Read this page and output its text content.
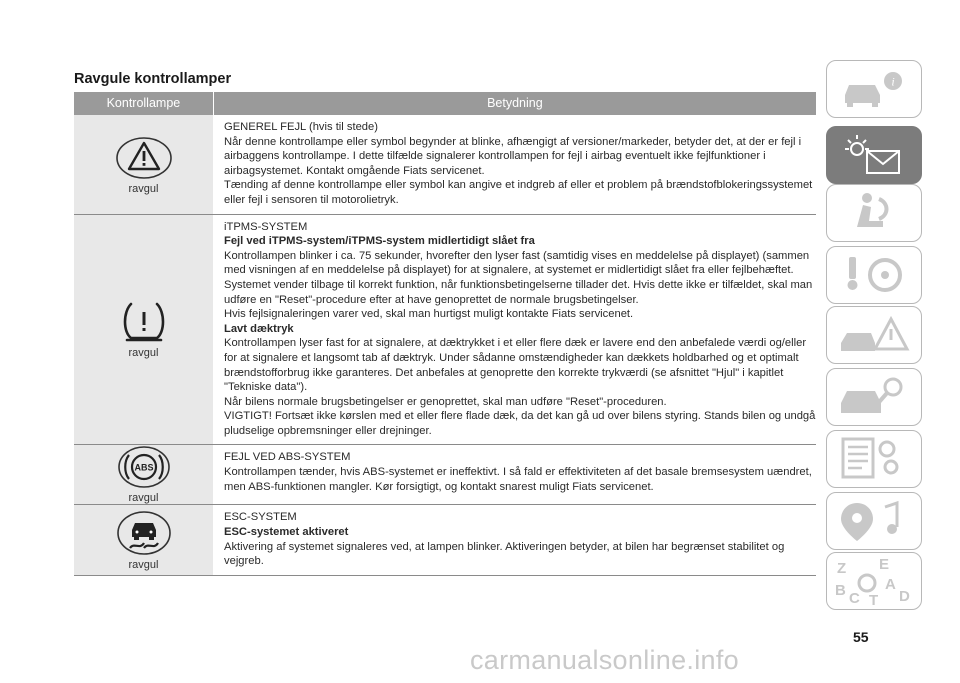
Ravgule kontrollamper
Kontrollampe	Betydning
ravgul

GENEREL FEJL (hvis til stede)

Når denne kontrollampe eller symbol begynder at blinke, afhængigt af versioner/markeder, betyder det, at der er fejl i airbaggens kontrollampe. I dette tilfælde signalerer kontrollampen for fejl i airbag eventuelt ikke fejlfunktioner i airbagsystemet. Kontakt omgående Fiats servicenet.

Tænding af denne kontrollampe eller symbol kan angive et indgreb af eller et problem på brændstofblokeringssystemet eller fejl i sensoren til motorolietryk.

ravgul

iTPMS-SYSTEM

Fejl ved iTPMS-system/iTPMS-system midlertidigt slået fra

Kontrollampen blinker i ca. 75 sekunder, hvorefter den lyser fast (samtidig vises en meddelelse på displayet) (sammen med visningen af en meddelelse på displayet) for at signalere, at systemet er midlertidigt slået fra eller fejlbehæftet. Systemet vender tilbage til korrekt funktion, når funktionsbetingelserne tillader det. Hvis dette ikke er tilfældet, skal man udføre en "Reset"-procedure efter at have genoprettet de normale brugsbetingelser.

Hvis fejlsignaleringen varer ved, skal man hurtigst muligt kontakte Fiats servicenet.

Lavt dæktryk

Kontrollampen lyser fast for at signalere, at dæktrykket i et eller flere dæk er lavere end den anbefalede værdi og/eller for at signalere et langsomt tab af dæktryk. Under sådanne omstændigheder kan dækkets holdbarhed og et optimalt brændstofforbrug ikke garanteres. Det anbefales at genoprette den korrekte trykværdi (se afsnittet "Hjul" i kapitlet "Tekniske data").

Når bilens normale brugsbetingelser er genoprettet, skal man udføre "Reset"-proceduren.

VIGTIGT! Fortsæt ikke kørslen med et eller flere flade dæk, da det kan gå ud over bilens styring. Stands bilen og undgå pludselige opbremsninger eller drejninger.

ABS
ravgul

FEJL VED ABS-SYSTEM

Kontrollampen tænder, hvis ABS-systemet er ineffektivt. I så fald er effektiviteten af det basale bremsesystem uændret, men ABS-funktionen mangler. Kør forsigtigt, og kontakt snarest muligt Fiats servicenet.

ravgul

ESC-SYSTEM

ESC-systemet aktiveret

Aktivering af systemet signaleres ved, at lampen blinker. Aktiveringen betyder, at bilen har begrænset stabilitet og vejgreb.

i
Z E
A
B C T D
55
carmanualsonline.info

────────────────────────────────────────

OBJECTIVE » In the listing, find every line containing the word "flere" and list it.

SOLUTION TO THIS PROBLEM »
Kontrollampen lyser fast for at signalere, at dæktrykket i et eller flere dæk er lavere end den anbefalede værdi og/eller for at signalere et langsomt tab af dæktryk. Under sådanne omstændigheder kan dækkets holdbarhed og et optimalt brændstofforbrug ikke garanteres. Det anbefales at genoprette den korrekte trykværdi (se afsnittet "Hjul" i kapitlet "Tekniske data").
VIGTIGT! Fortsæt ikke kørslen med et eller flere flade dæk, da det kan gå ud over bilens styring. Stands bilen og undgå pludselige opbremsninger eller drejninger.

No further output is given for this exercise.